_WHAT THE TASK REQUIRES_
Repeat the data verbatim.

_GIVEN DATA_
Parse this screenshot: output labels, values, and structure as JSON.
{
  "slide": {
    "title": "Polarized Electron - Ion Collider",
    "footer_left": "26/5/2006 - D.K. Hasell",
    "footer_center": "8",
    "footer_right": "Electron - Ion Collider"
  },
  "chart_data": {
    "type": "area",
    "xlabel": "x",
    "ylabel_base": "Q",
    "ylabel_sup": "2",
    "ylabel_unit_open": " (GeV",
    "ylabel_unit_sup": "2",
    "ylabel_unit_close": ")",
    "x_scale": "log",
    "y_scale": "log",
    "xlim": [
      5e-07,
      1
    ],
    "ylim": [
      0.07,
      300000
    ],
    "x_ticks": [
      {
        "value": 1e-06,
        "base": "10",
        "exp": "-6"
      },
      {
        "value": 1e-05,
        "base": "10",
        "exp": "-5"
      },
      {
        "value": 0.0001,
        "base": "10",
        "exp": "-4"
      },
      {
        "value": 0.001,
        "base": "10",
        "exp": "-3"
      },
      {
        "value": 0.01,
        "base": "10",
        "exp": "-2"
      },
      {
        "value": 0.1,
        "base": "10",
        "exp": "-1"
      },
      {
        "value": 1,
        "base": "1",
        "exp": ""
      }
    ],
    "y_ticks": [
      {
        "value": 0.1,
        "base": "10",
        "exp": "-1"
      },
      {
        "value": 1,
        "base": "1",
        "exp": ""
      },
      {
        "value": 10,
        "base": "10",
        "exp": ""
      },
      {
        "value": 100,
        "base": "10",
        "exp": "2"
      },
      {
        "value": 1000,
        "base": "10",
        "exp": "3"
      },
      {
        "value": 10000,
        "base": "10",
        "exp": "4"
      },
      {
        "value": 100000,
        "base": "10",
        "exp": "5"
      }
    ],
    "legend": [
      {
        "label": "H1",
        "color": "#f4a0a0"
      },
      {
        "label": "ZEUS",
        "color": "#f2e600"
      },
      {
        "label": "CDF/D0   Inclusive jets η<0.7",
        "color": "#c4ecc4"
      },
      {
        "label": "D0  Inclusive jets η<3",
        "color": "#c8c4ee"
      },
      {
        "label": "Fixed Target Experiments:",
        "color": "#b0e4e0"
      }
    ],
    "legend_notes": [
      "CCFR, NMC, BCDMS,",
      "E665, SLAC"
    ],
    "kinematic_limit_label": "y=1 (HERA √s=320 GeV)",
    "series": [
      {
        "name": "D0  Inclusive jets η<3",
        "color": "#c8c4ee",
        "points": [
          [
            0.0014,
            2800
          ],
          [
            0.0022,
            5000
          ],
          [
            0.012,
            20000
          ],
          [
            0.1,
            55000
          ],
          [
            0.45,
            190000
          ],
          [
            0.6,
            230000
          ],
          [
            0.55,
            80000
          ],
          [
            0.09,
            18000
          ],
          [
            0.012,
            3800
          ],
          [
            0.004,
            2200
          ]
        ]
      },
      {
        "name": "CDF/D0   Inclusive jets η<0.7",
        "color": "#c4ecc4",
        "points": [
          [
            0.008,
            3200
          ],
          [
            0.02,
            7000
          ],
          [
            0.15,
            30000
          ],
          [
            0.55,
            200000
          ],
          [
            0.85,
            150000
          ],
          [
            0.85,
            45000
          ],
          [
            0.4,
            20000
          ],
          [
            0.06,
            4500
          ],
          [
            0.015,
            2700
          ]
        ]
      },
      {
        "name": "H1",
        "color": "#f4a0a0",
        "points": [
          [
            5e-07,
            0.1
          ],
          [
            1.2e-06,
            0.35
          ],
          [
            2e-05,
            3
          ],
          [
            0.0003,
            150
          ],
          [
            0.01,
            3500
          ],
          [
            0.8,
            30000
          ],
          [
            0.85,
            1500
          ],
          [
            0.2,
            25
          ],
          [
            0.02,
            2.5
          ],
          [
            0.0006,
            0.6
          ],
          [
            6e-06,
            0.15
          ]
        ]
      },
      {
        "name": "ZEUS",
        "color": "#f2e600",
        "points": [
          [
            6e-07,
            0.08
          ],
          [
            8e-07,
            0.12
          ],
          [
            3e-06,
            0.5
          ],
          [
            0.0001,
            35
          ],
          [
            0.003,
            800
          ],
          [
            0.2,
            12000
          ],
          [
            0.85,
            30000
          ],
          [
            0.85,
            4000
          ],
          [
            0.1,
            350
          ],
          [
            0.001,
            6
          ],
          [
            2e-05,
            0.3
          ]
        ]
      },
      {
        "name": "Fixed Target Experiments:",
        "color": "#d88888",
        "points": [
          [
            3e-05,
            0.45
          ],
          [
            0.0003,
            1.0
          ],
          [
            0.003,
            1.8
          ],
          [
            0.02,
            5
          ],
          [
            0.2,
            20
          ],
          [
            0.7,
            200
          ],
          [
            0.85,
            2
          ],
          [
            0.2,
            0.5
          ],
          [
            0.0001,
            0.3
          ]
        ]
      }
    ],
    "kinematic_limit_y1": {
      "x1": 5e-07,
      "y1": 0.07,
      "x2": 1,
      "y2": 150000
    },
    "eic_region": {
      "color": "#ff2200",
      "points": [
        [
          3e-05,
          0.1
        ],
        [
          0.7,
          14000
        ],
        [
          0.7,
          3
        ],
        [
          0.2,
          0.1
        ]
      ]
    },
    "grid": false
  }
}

_RESPONSE TO THE EXERCISE_
Parse this screenshot: output labels, values, and structure as JSON.
{
  "slide": {
    "title": "Polarized Electron - Ion Collider",
    "footer_left": "26/5/2006 - D.K. Hasell",
    "footer_center": "8",
    "footer_right": "Electron - Ion Collider"
  },
  "chart_data": {
    "type": "area",
    "xlabel": "x",
    "ylabel_base": "Q",
    "ylabel_sup": "2",
    "ylabel_unit_open": " (GeV",
    "ylabel_unit_sup": "2",
    "ylabel_unit_close": ")",
    "x_scale": "log",
    "y_scale": "log",
    "xlim": [
      5e-07,
      1
    ],
    "ylim": [
      0.07,
      300000
    ],
    "x_ticks": [
      {
        "value": 1e-06,
        "base": "10",
        "exp": "-6"
      },
      {
        "value": 1e-05,
        "base": "10",
        "exp": "-5"
      },
      {
        "value": 0.0001,
        "base": "10",
        "exp": "-4"
      },
      {
        "value": 0.001,
        "base": "10",
        "exp": "-3"
      },
      {
        "value": 0.01,
        "base": "10",
        "exp": "-2"
      },
      {
        "value": 0.1,
        "base": "10",
        "exp": "-1"
      },
      {
        "value": 1,
        "base": "1",
        "exp": ""
      }
    ],
    "y_ticks": [
      {
        "value": 0.1,
        "base": "10",
        "exp": "-1"
      },
      {
        "value": 1,
        "base": "1",
        "exp": ""
      },
      {
        "value": 10,
        "base": "10",
        "exp": ""
      },
      {
        "value": 100,
        "base": "10",
        "exp": "2"
      },
      {
        "value": 1000,
        "base": "10",
        "exp": "3"
      },
      {
        "value": 10000,
        "base": "10",
        "exp": "4"
      },
      {
        "value": 100000,
        "base": "10",
        "exp": "5"
      }
    ],
    "legend": [
      {
        "label": "H1",
        "color": "#f4a0a0"
      },
      {
        "label": "ZEUS",
        "color": "#f2e600"
      },
      {
        "label": "CDF/D0   Inclusive jets η<0.7",
        "color": "#c4ecc4"
      },
      {
        "label": "D0  Inclusive jets η<3",
        "color": "#c8c4ee"
      },
      {
        "label": "Fixed Target Experiments:",
        "color": "#b0e4e0"
      }
    ],
    "legend_notes": [
      "CCFR, NMC, BCDMS,",
      "E665, SLAC"
    ],
    "kinematic_limit_label": "y=1 (HERA √s=320 GeV)",
    "series": [
      {
        "name": "D0  Inclusive jets η<3",
        "color": "#c8c4ee",
        "points": [
          [
            0.0014,
            2800
          ],
          [
            0.0022,
            5000
          ],
          [
            0.012,
            20000
          ],
          [
            0.1,
            55000
          ],
          [
            0.45,
            190000
          ],
          [
            0.6,
            230000
          ],
          [
            0.55,
            80000
          ],
          [
            0.09,
            18000
          ],
          [
            0.012,
            3800
          ],
          [
            0.004,
            2200
          ]
        ]
      },
      {
        "name": "CDF/D0   Inclusive jets η<0.7",
        "color": "#c4ecc4",
        "points": [
          [
            0.008,
            3200
          ],
          [
            0.02,
            7000
          ],
          [
            0.15,
            30000
          ],
          [
            0.55,
            200000
          ],
          [
            0.85,
            150000
          ],
          [
            0.85,
            45000
          ],
          [
            0.4,
            20000
          ],
          [
            0.06,
            4500
          ],
          [
            0.015,
            2700
          ]
        ]
      },
      {
        "name": "H1",
        "color": "#f4a0a0",
        "points": [
          [
            5e-07,
            0.1
          ],
          [
            1.2e-06,
            0.35
          ],
          [
            2e-05,
            3
          ],
          [
            0.0003,
            150
          ],
          [
            0.01,
            3500
          ],
          [
            0.8,
            30000
          ],
          [
            0.85,
            1500
          ],
          [
            0.2,
            25
          ],
          [
            0.02,
            2.5
          ],
          [
            0.0006,
            0.6
          ],
          [
            6e-06,
            0.15
          ]
        ]
      },
      {
        "name": "ZEUS",
        "color": "#f2e600",
        "points": [
          [
            6e-07,
            0.08
          ],
          [
            8e-07,
            0.12
          ],
          [
            3e-06,
            0.5
          ],
          [
            0.0001,
            35
          ],
          [
            0.003,
            800
          ],
          [
            0.2,
            12000
          ],
          [
            0.85,
            30000
          ],
          [
            0.85,
            4000
          ],
          [
            0.1,
            350
          ],
          [
            0.001,
            6
          ],
          [
            2e-05,
            0.3
          ]
        ]
      },
      {
        "name": "Fixed Target Experiments:",
        "color": "#d88888",
        "points": [
          [
            3e-05,
            0.45
          ],
          [
            0.0003,
            1.0
          ],
          [
            0.003,
            1.8
          ],
          [
            0.02,
            5
          ],
          [
            0.2,
            20
          ],
          [
            0.7,
            200
          ],
          [
            0.85,
            2
          ],
          [
            0.2,
            0.5
          ],
          [
            0.0001,
            0.3
          ]
        ]
      }
    ],
    "kinematic_limit_y1": {
      "x1": 5e-07,
      "y1": 0.07,
      "x2": 1,
      "y2": 150000
    },
    "eic_region": {
      "color": "#ff2200",
      "points": [
        [
          3e-05,
          0.1
        ],
        [
          0.7,
          14000
        ],
        [
          0.7,
          3
        ],
        [
          0.2,
          0.1
        ]
      ]
    },
    "grid": false
  }
}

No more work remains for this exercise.